» **Goal of the exercise**
Your task is to copy the listing exactly, with the pictures left out.
Begin Information shown
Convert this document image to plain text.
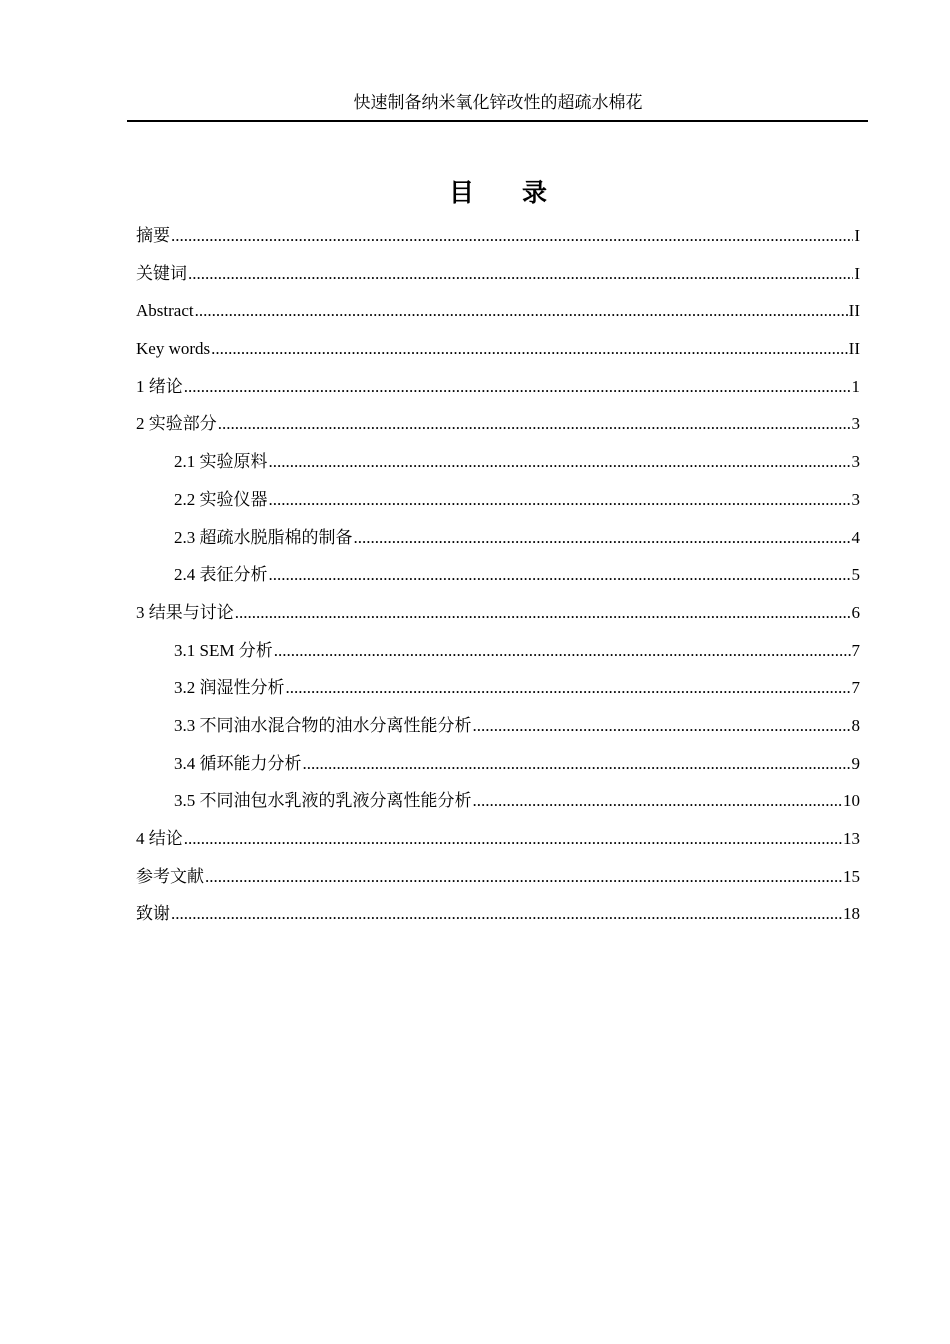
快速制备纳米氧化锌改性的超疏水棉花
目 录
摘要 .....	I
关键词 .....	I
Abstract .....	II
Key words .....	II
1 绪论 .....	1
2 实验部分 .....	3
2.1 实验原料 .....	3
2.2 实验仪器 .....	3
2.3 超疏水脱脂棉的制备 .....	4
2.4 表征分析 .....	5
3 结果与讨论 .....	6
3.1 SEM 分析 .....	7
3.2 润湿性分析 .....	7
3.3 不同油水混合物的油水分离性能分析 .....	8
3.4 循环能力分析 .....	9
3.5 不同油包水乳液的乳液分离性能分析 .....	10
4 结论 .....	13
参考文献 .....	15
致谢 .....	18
End Information shown
» **Answer for this exercise**
Convert this document image to plain text.
快速制备纳米氧化锌改性的超疏水棉花
目 录
摘要 .....	I
关键词 .....	I
Abstract .....	II
Key words .....	II
1 绪论 .....	1
2 实验部分 .....	3
2.1 实验原料 .....	3
2.2 实验仪器 .....	3
2.3 超疏水脱脂棉的制备 .....	4
2.4 表征分析 .....	5
3 结果与讨论 .....	6
3.1 SEM 分析 .....	7
3.2 润湿性分析 .....	7
3.3 不同油水混合物的油水分离性能分析 .....	8
3.4 循环能力分析 .....	9
3.5 不同油包水乳液的乳液分离性能分析 .....	10
4 结论 .....	13
参考文献 .....	15
致谢 .....	18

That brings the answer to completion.